- Working data -
+ + + + +

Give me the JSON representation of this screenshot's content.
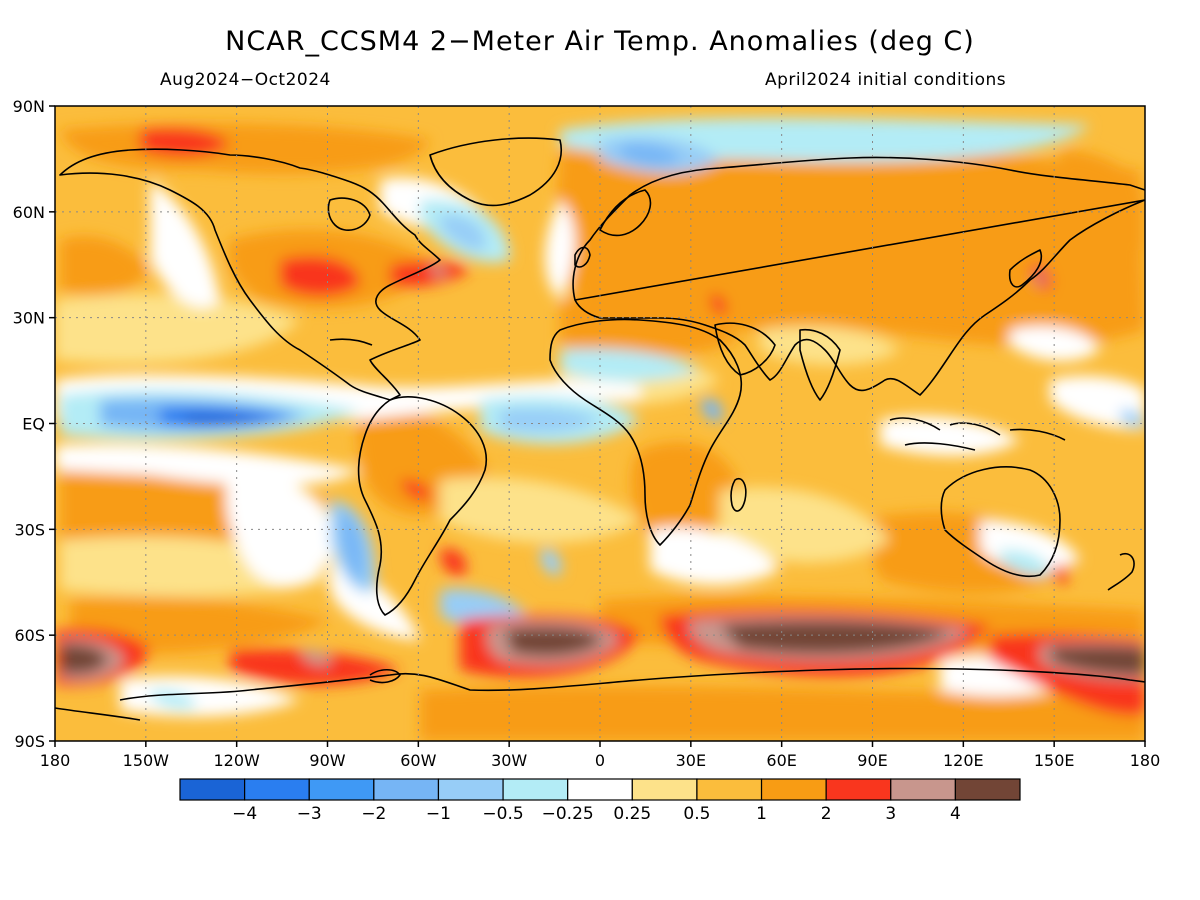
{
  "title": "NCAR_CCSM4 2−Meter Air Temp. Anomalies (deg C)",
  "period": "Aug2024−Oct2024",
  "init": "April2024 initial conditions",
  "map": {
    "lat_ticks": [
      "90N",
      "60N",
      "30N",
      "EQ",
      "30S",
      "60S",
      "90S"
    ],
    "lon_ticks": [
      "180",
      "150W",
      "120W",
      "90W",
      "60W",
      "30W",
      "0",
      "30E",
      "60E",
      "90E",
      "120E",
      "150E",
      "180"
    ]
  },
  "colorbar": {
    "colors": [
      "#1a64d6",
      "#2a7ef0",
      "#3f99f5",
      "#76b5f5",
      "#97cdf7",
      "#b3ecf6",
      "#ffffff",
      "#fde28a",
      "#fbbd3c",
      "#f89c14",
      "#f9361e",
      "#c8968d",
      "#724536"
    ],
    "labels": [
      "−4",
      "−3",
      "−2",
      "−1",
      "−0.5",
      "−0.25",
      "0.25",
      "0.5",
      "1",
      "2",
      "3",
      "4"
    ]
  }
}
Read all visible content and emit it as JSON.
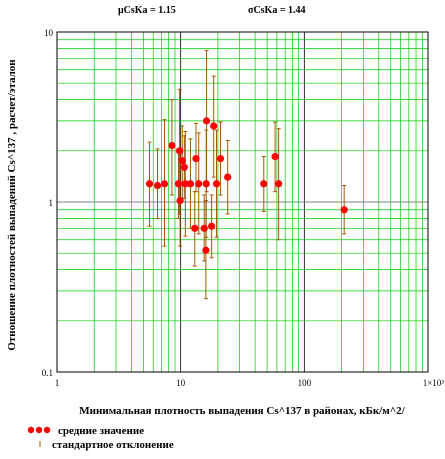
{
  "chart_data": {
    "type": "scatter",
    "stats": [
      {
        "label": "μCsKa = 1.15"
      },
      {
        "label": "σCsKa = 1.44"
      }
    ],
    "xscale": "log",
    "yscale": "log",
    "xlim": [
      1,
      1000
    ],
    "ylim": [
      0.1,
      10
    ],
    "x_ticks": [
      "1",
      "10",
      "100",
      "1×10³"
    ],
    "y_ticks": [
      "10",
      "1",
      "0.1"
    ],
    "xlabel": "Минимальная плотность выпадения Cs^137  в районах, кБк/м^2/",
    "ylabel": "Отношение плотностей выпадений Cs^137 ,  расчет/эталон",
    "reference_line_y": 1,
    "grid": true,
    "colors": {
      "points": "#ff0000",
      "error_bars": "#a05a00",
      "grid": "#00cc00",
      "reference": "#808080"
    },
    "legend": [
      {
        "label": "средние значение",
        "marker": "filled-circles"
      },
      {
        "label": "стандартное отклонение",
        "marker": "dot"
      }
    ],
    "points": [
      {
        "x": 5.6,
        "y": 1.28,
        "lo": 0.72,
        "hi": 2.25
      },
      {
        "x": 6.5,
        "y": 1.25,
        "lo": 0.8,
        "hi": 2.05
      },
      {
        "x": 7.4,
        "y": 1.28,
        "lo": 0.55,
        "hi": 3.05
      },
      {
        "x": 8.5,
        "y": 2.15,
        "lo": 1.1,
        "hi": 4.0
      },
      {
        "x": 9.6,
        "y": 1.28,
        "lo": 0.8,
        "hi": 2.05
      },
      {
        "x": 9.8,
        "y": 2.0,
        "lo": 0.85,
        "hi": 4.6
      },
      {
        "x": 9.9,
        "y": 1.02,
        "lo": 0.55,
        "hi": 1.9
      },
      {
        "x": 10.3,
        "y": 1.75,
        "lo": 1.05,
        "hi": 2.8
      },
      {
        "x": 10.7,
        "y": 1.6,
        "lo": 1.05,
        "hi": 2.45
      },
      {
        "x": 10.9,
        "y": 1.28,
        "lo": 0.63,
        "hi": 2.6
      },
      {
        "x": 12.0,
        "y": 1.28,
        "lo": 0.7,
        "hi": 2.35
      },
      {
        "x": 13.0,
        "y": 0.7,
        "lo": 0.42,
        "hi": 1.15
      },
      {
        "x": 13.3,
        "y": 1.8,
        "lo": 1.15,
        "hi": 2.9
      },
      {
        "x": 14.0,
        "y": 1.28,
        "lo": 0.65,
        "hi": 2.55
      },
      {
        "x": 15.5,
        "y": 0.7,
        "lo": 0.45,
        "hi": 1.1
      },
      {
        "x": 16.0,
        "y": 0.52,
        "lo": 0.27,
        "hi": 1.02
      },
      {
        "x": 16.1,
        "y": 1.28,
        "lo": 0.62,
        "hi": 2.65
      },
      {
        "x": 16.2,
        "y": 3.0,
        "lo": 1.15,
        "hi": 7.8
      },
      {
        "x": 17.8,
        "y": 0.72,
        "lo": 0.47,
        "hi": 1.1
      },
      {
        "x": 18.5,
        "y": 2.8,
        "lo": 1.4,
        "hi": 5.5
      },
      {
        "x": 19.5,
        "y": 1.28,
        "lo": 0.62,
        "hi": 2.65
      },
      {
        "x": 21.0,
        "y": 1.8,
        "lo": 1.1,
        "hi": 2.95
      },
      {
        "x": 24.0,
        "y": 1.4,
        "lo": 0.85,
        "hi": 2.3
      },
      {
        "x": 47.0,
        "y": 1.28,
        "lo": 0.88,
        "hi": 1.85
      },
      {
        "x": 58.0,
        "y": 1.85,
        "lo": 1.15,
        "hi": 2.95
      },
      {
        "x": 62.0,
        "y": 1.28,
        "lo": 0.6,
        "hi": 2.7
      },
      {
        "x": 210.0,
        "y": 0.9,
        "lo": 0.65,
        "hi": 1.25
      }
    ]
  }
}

+ + + + +

- Short task -
Each entry must be retyped word for word, with every image omitted.

- Worked answer -
Give me the JSON representation of this screenshot's content.
{
  "title": "NCAR_CCSM4 2−Meter Air Temp. Anomalies (deg C)",
  "period": "Aug2024−Oct2024",
  "init": "April2024 initial conditions",
  "map": {
    "lat_ticks": [
      "90N",
      "60N",
      "30N",
      "EQ",
      "30S",
      "60S",
      "90S"
    ],
    "lon_ticks": [
      "180",
      "150W",
      "120W",
      "90W",
      "60W",
      "30W",
      "0",
      "30E",
      "60E",
      "90E",
      "120E",
      "150E",
      "180"
    ]
  },
  "colorbar": {
    "colors": [
      "#1a64d6",
      "#2a7ef0",
      "#3f99f5",
      "#76b5f5",
      "#97cdf7",
      "#b3ecf6",
      "#ffffff",
      "#fde28a",
      "#fbbd3c",
      "#f89c14",
      "#f9361e",
      "#c8968d",
      "#724536"
    ],
    "labels": [
      "−4",
      "−3",
      "−2",
      "−1",
      "−0.5",
      "−0.25",
      "0.25",
      "0.5",
      "1",
      "2",
      "3",
      "4"
    ]
  }
}
Read all visible content and emit it as JSON.
{
  "chart_data": {
    "type": "scatter",
    "stats": [
      {
        "label": "μCsKa = 1.15"
      },
      {
        "label": "σCsKa = 1.44"
      }
    ],
    "xscale": "log",
    "yscale": "log",
    "xlim": [
      1,
      1000
    ],
    "ylim": [
      0.1,
      10
    ],
    "x_ticks": [
      "1",
      "10",
      "100",
      "1×10³"
    ],
    "y_ticks": [
      "10",
      "1",
      "0.1"
    ],
    "xlabel": "Минимальная плотность выпадения Cs^137  в районах, кБк/м^2/",
    "ylabel": "Отношение плотностей выпадений Cs^137 ,  расчет/эталон",
    "reference_line_y": 1,
    "grid": true,
    "colors": {
      "points": "#ff0000",
      "error_bars": "#a05a00",
      "grid": "#00cc00",
      "reference": "#808080"
    },
    "legend": [
      {
        "label": "средние значение",
        "marker": "filled-circles"
      },
      {
        "label": "стандартное отклонение",
        "marker": "dot"
      }
    ],
    "points": [
      {
        "x": 5.6,
        "y": 1.28,
        "lo": 0.72,
        "hi": 2.25
      },
      {
        "x": 6.5,
        "y": 1.25,
        "lo": 0.8,
        "hi": 2.05
      },
      {
        "x": 7.4,
        "y": 1.28,
        "lo": 0.55,
        "hi": 3.05
      },
      {
        "x": 8.5,
        "y": 2.15,
        "lo": 1.1,
        "hi": 4.0
      },
      {
        "x": 9.6,
        "y": 1.28,
        "lo": 0.8,
        "hi": 2.05
      },
      {
        "x": 9.8,
        "y": 2.0,
        "lo": 0.85,
        "hi": 4.6
      },
      {
        "x": 9.9,
        "y": 1.02,
        "lo": 0.55,
        "hi": 1.9
      },
      {
        "x": 10.3,
        "y": 1.75,
        "lo": 1.05,
        "hi": 2.8
      },
      {
        "x": 10.7,
        "y": 1.6,
        "lo": 1.05,
        "hi": 2.45
      },
      {
        "x": 10.9,
        "y": 1.28,
        "lo": 0.63,
        "hi": 2.6
      },
      {
        "x": 12.0,
        "y": 1.28,
        "lo": 0.7,
        "hi": 2.35
      },
      {
        "x": 13.0,
        "y": 0.7,
        "lo": 0.42,
        "hi": 1.15
      },
      {
        "x": 13.3,
        "y": 1.8,
        "lo": 1.15,
        "hi": 2.9
      },
      {
        "x": 14.0,
        "y": 1.28,
        "lo": 0.65,
        "hi": 2.55
      },
      {
        "x": 15.5,
        "y": 0.7,
        "lo": 0.45,
        "hi": 1.1
      },
      {
        "x": 16.0,
        "y": 0.52,
        "lo": 0.27,
        "hi": 1.02
      },
      {
        "x": 16.1,
        "y": 1.28,
        "lo": 0.62,
        "hi": 2.65
      },
      {
        "x": 16.2,
        "y": 3.0,
        "lo": 1.15,
        "hi": 7.8
      },
      {
        "x": 17.8,
        "y": 0.72,
        "lo": 0.47,
        "hi": 1.1
      },
      {
        "x": 18.5,
        "y": 2.8,
        "lo": 1.4,
        "hi": 5.5
      },
      {
        "x": 19.5,
        "y": 1.28,
        "lo": 0.62,
        "hi": 2.65
      },
      {
        "x": 21.0,
        "y": 1.8,
        "lo": 1.1,
        "hi": 2.95
      },
      {
        "x": 24.0,
        "y": 1.4,
        "lo": 0.85,
        "hi": 2.3
      },
      {
        "x": 47.0,
        "y": 1.28,
        "lo": 0.88,
        "hi": 1.85
      },
      {
        "x": 58.0,
        "y": 1.85,
        "lo": 1.15,
        "hi": 2.95
      },
      {
        "x": 62.0,
        "y": 1.28,
        "lo": 0.6,
        "hi": 2.7
      },
      {
        "x": 210.0,
        "y": 0.9,
        "lo": 0.65,
        "hi": 1.25
      }
    ]
  }
}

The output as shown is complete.